Task to complete - Write out the entire listing below exactly, with the pictures left out.

Records for this exercise -

════

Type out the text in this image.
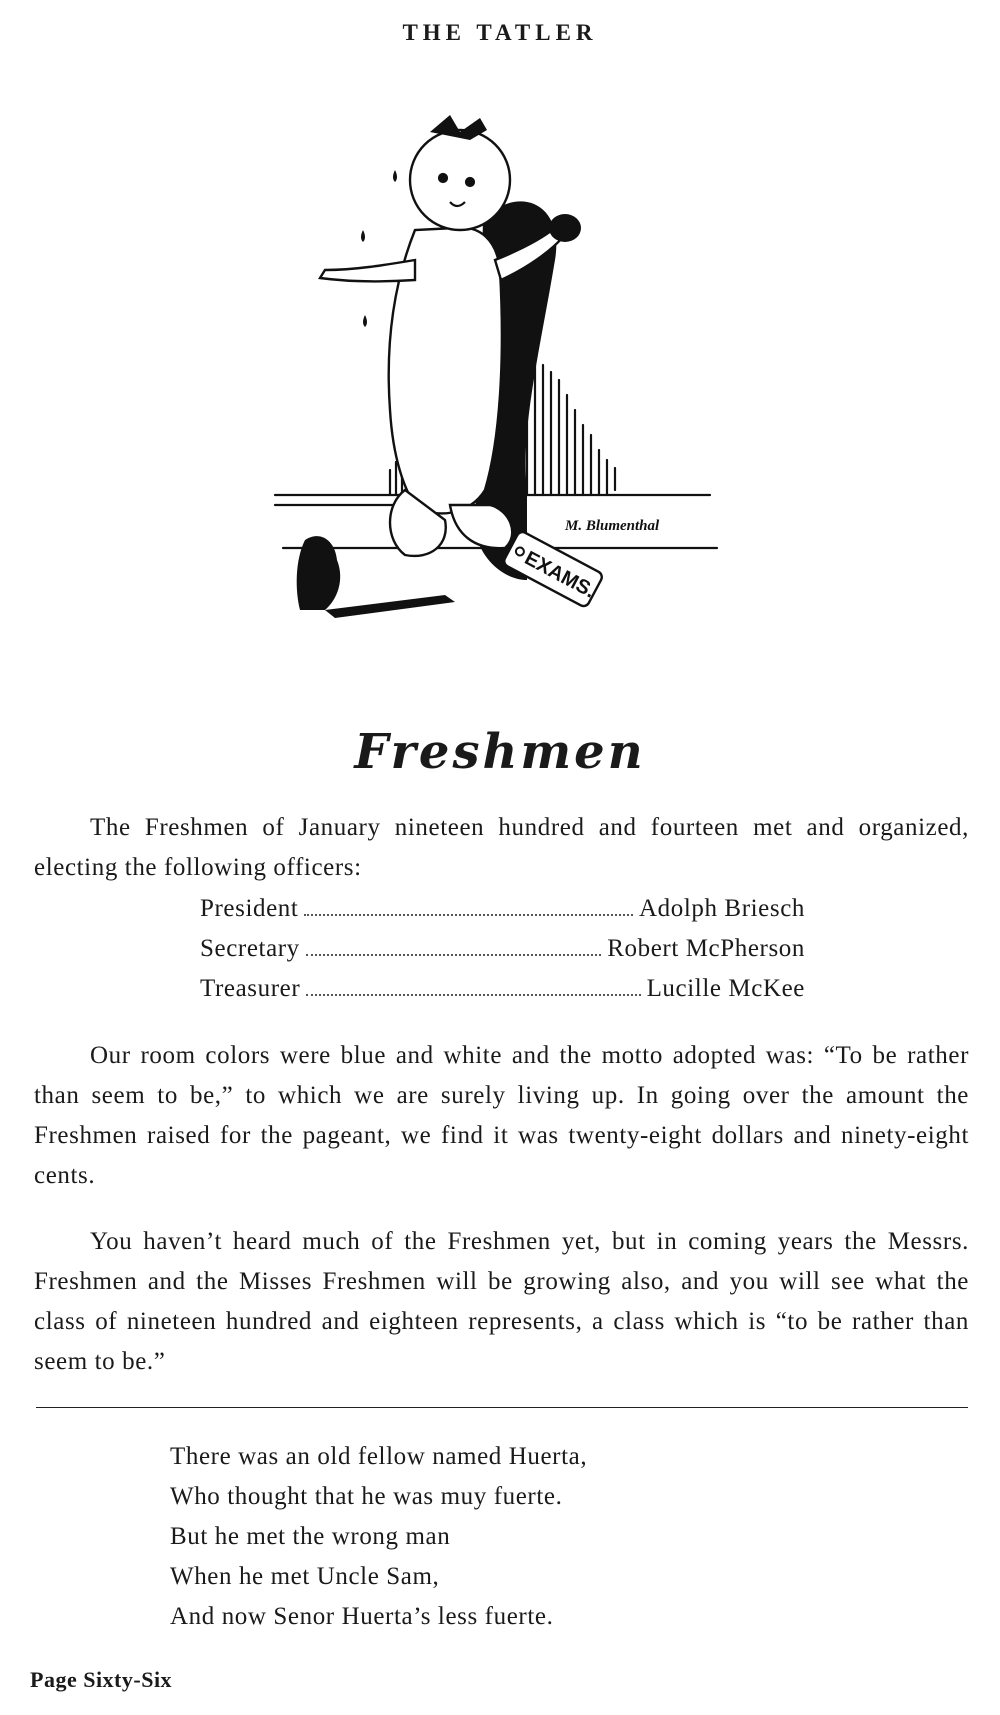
THE TATLER
EXAMS.
M. Blumenthal
Freshmen

The Freshmen of January nineteen hundred and fourteen met and organized, electing the following officers:

President	Adolph Briesch
Secretary	Robert McPherson
Treasurer	Lucille McKee

Our room colors were blue and white and the motto adopted was: “To be rather than seem to be,” to which we are surely living up. In going over the amount the Freshmen raised for the pageant, we find it was twenty-eight dollars and ninety-eight cents.

You haven’t heard much of the Freshmen yet, but in coming years the Messrs. Freshmen and the Misses Freshmen will be growing also, and you will see what the class of nineteen hundred and eighteen represents, a class which is “to be rather than seem to be.”

There was an old fellow named Huerta,
Who thought that he was muy fuerte.
But he met the wrong man
When he met Uncle Sam,
And now Senor Huerta’s less fuerte.
Page Sixty-Six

════

Reply -
Type out the text in this image.
THE TATLER
EXAMS.
M. Blumenthal
Freshmen

The Freshmen of January nineteen hundred and fourteen met and organized, electing the following officers:

President	Adolph Briesch
Secretary	Robert McPherson
Treasurer	Lucille McKee

Our room colors were blue and white and the motto adopted was: “To be rather than seem to be,” to which we are surely living up. In going over the amount the Freshmen raised for the pageant, we find it was twenty-eight dollars and ninety-eight cents.

You haven’t heard much of the Freshmen yet, but in coming years the Messrs. Freshmen and the Misses Freshmen will be growing also, and you will see what the class of nineteen hundred and eighteen represents, a class which is “to be rather than seem to be.”

There was an old fellow named Huerta,
Who thought that he was muy fuerte.
But he met the wrong man
When he met Uncle Sam,
And now Senor Huerta’s less fuerte.
Page Sixty-Six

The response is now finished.